Data listing
———

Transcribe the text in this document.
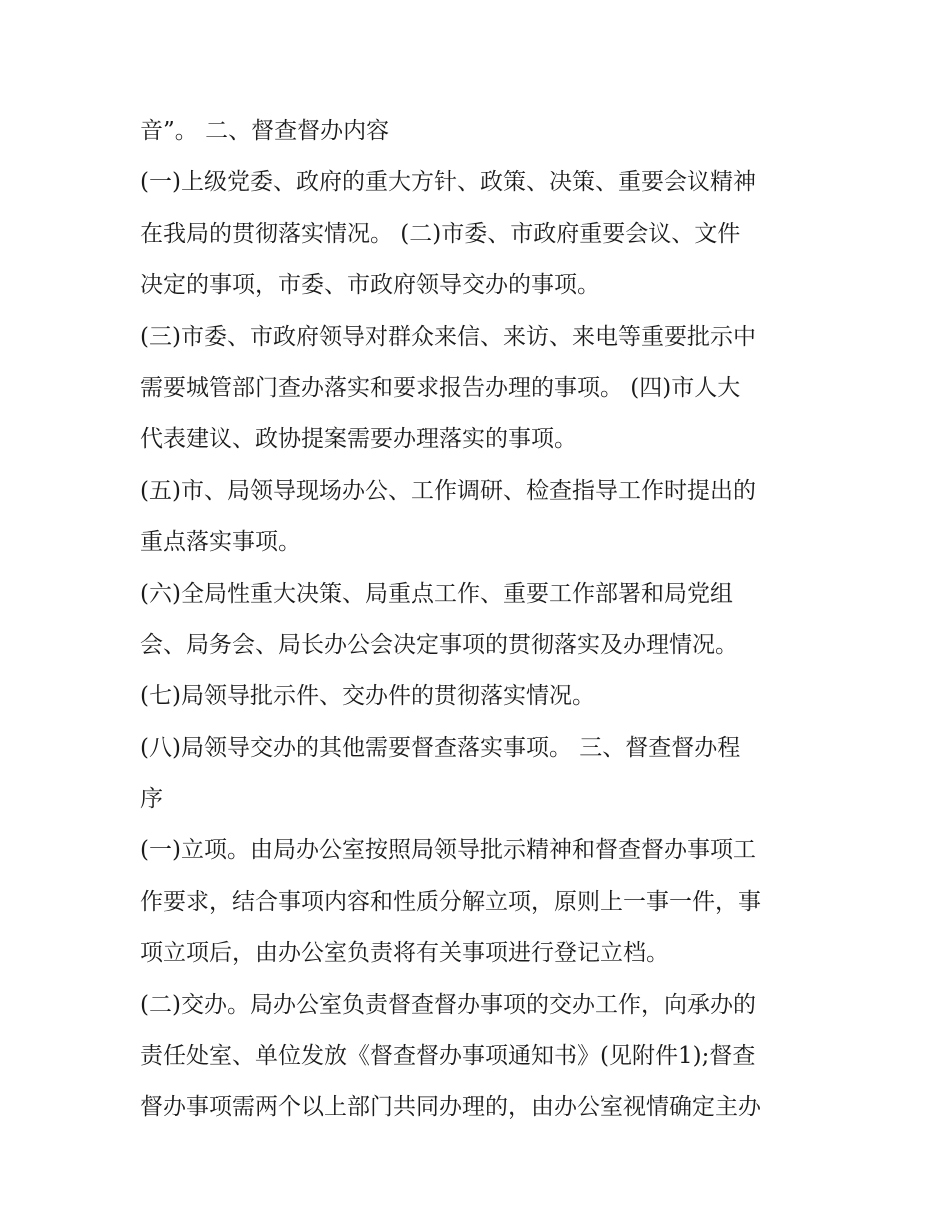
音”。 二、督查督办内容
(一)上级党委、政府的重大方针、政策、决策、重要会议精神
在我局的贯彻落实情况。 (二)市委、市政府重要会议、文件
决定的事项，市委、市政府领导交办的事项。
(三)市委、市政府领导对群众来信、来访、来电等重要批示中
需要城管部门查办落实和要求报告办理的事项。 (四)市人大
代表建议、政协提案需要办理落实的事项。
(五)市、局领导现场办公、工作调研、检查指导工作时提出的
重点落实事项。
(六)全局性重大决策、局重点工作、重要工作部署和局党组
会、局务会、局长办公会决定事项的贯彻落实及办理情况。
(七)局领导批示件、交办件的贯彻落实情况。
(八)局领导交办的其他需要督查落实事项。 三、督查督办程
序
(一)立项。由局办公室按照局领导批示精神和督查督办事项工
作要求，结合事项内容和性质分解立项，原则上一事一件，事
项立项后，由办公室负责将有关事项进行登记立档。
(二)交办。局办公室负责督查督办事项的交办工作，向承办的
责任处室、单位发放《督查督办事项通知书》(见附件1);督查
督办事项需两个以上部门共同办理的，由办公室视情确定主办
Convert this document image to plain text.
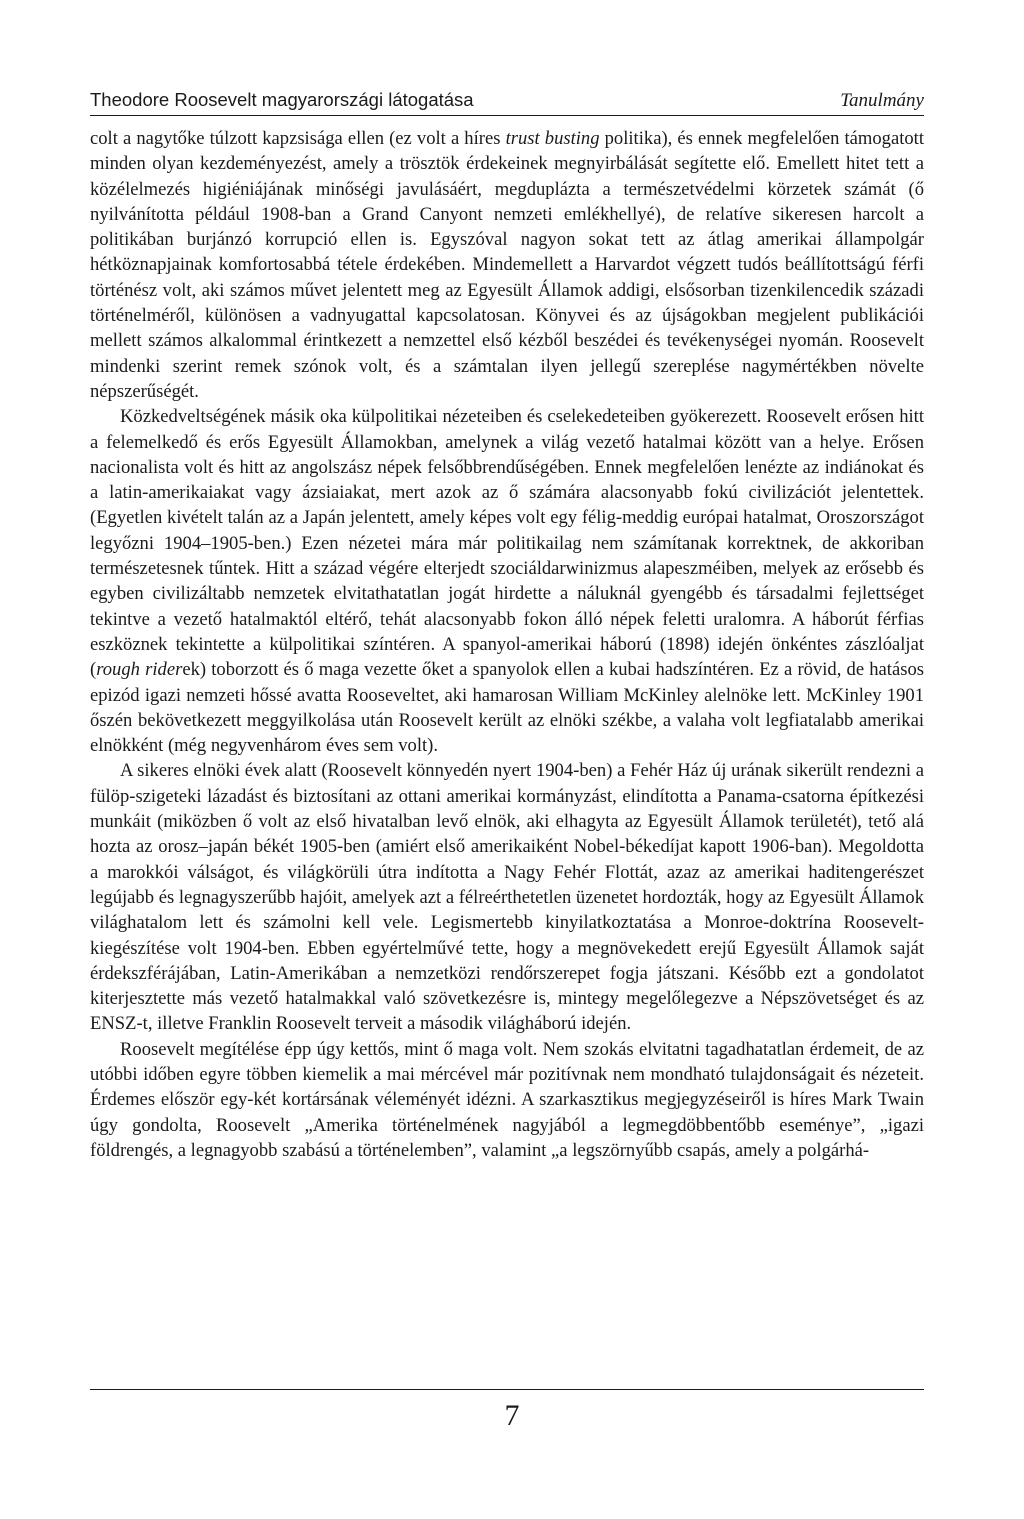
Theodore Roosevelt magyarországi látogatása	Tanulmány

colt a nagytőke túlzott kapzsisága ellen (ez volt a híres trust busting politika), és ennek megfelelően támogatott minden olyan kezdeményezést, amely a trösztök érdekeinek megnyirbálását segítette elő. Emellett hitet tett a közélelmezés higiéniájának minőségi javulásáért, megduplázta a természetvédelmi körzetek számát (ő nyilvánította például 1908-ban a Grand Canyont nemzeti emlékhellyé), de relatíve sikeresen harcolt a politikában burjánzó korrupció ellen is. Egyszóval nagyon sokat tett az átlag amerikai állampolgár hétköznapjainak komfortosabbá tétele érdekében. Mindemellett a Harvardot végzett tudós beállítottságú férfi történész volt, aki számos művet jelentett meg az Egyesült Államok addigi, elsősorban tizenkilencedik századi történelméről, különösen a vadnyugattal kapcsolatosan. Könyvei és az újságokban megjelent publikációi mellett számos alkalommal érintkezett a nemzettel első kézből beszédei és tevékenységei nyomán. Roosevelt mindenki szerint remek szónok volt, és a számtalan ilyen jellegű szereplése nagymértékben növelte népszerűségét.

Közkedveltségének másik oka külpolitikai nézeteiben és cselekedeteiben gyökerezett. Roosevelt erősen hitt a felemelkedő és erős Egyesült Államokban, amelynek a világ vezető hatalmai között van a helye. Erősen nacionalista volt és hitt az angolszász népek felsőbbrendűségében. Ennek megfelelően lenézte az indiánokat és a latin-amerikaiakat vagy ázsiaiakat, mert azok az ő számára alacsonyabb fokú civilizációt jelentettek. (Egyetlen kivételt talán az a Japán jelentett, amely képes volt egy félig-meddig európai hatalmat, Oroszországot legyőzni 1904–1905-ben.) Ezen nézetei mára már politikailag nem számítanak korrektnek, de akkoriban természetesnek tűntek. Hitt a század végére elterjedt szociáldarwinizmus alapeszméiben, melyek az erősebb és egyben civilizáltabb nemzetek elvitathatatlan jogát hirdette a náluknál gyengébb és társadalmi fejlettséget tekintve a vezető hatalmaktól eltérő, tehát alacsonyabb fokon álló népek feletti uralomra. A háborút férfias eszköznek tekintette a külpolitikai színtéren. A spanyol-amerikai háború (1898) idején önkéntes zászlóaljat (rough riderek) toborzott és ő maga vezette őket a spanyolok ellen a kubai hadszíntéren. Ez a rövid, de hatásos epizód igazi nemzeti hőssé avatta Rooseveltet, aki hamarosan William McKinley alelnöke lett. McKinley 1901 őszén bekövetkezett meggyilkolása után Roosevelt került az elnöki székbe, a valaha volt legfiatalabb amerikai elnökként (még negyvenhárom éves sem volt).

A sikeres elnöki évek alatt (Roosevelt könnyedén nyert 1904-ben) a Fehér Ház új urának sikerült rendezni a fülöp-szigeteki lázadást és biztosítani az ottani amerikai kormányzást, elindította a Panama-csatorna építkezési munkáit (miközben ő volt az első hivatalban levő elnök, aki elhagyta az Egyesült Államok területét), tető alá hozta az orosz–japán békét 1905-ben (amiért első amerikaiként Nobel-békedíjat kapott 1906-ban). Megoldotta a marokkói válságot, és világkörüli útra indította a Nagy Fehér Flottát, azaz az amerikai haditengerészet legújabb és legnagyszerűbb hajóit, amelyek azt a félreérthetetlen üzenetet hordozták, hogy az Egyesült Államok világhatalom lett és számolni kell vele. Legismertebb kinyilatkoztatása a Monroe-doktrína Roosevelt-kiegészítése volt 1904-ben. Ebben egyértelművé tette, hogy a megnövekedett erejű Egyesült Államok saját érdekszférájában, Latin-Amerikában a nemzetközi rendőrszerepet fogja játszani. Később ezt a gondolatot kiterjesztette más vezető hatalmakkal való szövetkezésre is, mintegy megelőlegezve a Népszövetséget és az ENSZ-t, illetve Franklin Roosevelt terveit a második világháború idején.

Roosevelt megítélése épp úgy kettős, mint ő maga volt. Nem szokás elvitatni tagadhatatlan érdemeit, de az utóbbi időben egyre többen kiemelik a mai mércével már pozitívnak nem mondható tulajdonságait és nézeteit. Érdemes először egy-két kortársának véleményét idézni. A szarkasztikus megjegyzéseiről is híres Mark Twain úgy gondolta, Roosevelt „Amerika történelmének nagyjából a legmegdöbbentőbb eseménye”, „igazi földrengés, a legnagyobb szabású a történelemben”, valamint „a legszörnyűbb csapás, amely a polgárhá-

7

———

## Stated exercise
Write out all the entries again, word for word, and print no images.

## Output
Transcribe the text in this document.
音”。 二、督查督办内容
(一)上级党委、政府的重大方针、政策、决策、重要会议精神
在我局的贯彻落实情况。 (二)市委、市政府重要会议、文件
决定的事项，市委、市政府领导交办的事项。
(三)市委、市政府领导对群众来信、来访、来电等重要批示中
需要城管部门查办落实和要求报告办理的事项。 (四)市人大
代表建议、政协提案需要办理落实的事项。
(五)市、局领导现场办公、工作调研、检查指导工作时提出的
重点落实事项。
(六)全局性重大决策、局重点工作、重要工作部署和局党组
会、局务会、局长办公会决定事项的贯彻落实及办理情况。
(七)局领导批示件、交办件的贯彻落实情况。
(八)局领导交办的其他需要督查落实事项。 三、督查督办程
序
(一)立项。由局办公室按照局领导批示精神和督查督办事项工
作要求，结合事项内容和性质分解立项，原则上一事一件，事
项立项后，由办公室负责将有关事项进行登记立档。
(二)交办。局办公室负责督查督办事项的交办工作，向承办的
责任处室、单位发放《督查督办事项通知书》(见附件1);督查
督办事项需两个以上部门共同办理的，由办公室视情确定主办
Convert this document image to plain text.
Theodore Roosevelt magyarországi látogatása	Tanulmány

colt a nagytőke túlzott kapzsisága ellen (ez volt a híres trust busting politika), és ennek megfelelően támogatott minden olyan kezdeményezést, amely a trösztök érdekeinek megnyirbálását segítette elő. Emellett hitet tett a közélelmezés higiéniájának minőségi javulásáért, megduplázta a természetvédelmi körzetek számát (ő nyilvánította például 1908-ban a Grand Canyont nemzeti emlékhellyé), de relatíve sikeresen harcolt a politikában burjánzó korrupció ellen is. Egyszóval nagyon sokat tett az átlag amerikai állampolgár hétköznapjainak komfortosabbá tétele érdekében. Mindemellett a Harvardot végzett tudós beállítottságú férfi történész volt, aki számos művet jelentett meg az Egyesült Államok addigi, elsősorban tizenkilencedik századi történelméről, különösen a vadnyugattal kapcsolatosan. Könyvei és az újságokban megjelent publikációi mellett számos alkalommal érintkezett a nemzettel első kézből beszédei és tevékenységei nyomán. Roosevelt mindenki szerint remek szónok volt, és a számtalan ilyen jellegű szereplése nagymértékben növelte népszerűségét.

Közkedveltségének másik oka külpolitikai nézeteiben és cselekedeteiben gyökerezett. Roosevelt erősen hitt a felemelkedő és erős Egyesült Államokban, amelynek a világ vezető hatalmai között van a helye. Erősen nacionalista volt és hitt az angolszász népek felsőbbrendűségében. Ennek megfelelően lenézte az indiánokat és a latin-amerikaiakat vagy ázsiaiakat, mert azok az ő számára alacsonyabb fokú civilizációt jelentettek. (Egyetlen kivételt talán az a Japán jelentett, amely képes volt egy félig-meddig európai hatalmat, Oroszországot legyőzni 1904–1905-ben.) Ezen nézetei mára már politikailag nem számítanak korrektnek, de akkoriban természetesnek tűntek. Hitt a század végére elterjedt szociáldarwinizmus alapeszméiben, melyek az erősebb és egyben civilizáltabb nemzetek elvitathatatlan jogát hirdette a náluknál gyengébb és társadalmi fejlettséget tekintve a vezető hatalmaktól eltérő, tehát alacsonyabb fokon álló népek feletti uralomra. A háborút férfias eszköznek tekintette a külpolitikai színtéren. A spanyol-amerikai háború (1898) idején önkéntes zászlóaljat (rough riderek) toborzott és ő maga vezette őket a spanyolok ellen a kubai hadszíntéren. Ez a rövid, de hatásos epizód igazi nemzeti hőssé avatta Rooseveltet, aki hamarosan William McKinley alelnöke lett. McKinley 1901 őszén bekövetkezett meggyilkolása után Roosevelt került az elnöki székbe, a valaha volt legfiatalabb amerikai elnökként (még negyvenhárom éves sem volt).

A sikeres elnöki évek alatt (Roosevelt könnyedén nyert 1904-ben) a Fehér Ház új urának sikerült rendezni a fülöp-szigeteki lázadást és biztosítani az ottani amerikai kormányzást, elindította a Panama-csatorna építkezési munkáit (miközben ő volt az első hivatalban levő elnök, aki elhagyta az Egyesült Államok területét), tető alá hozta az orosz–japán békét 1905-ben (amiért első amerikaiként Nobel-békedíjat kapott 1906-ban). Megoldotta a marokkói válságot, és világkörüli útra indította a Nagy Fehér Flottát, azaz az amerikai haditengerészet legújabb és legnagyszerűbb hajóit, amelyek azt a félreérthetetlen üzenetet hordozták, hogy az Egyesült Államok világhatalom lett és számolni kell vele. Legismertebb kinyilatkoztatása a Monroe-doktrína Roosevelt-kiegészítése volt 1904-ben. Ebben egyértelművé tette, hogy a megnövekedett erejű Egyesült Államok saját érdekszférájában, Latin-Amerikában a nemzetközi rendőrszerepet fogja játszani. Később ezt a gondolatot kiterjesztette más vezető hatalmakkal való szövetkezésre is, mintegy megelőlegezve a Népszövetséget és az ENSZ-t, illetve Franklin Roosevelt terveit a második világháború idején.

Roosevelt megítélése épp úgy kettős, mint ő maga volt. Nem szokás elvitatni tagadhatatlan érdemeit, de az utóbbi időben egyre többen kiemelik a mai mércével már pozitívnak nem mondható tulajdonságait és nézeteit. Érdemes először egy-két kortársának véleményét idézni. A szarkasztikus megjegyzéseiről is híres Mark Twain úgy gondolta, Roosevelt „Amerika történelmének nagyjából a legmegdöbbentőbb eseménye”, „igazi földrengés, a legnagyobb szabású a történelemben”, valamint „a legszörnyűbb csapás, amely a polgárhá-

7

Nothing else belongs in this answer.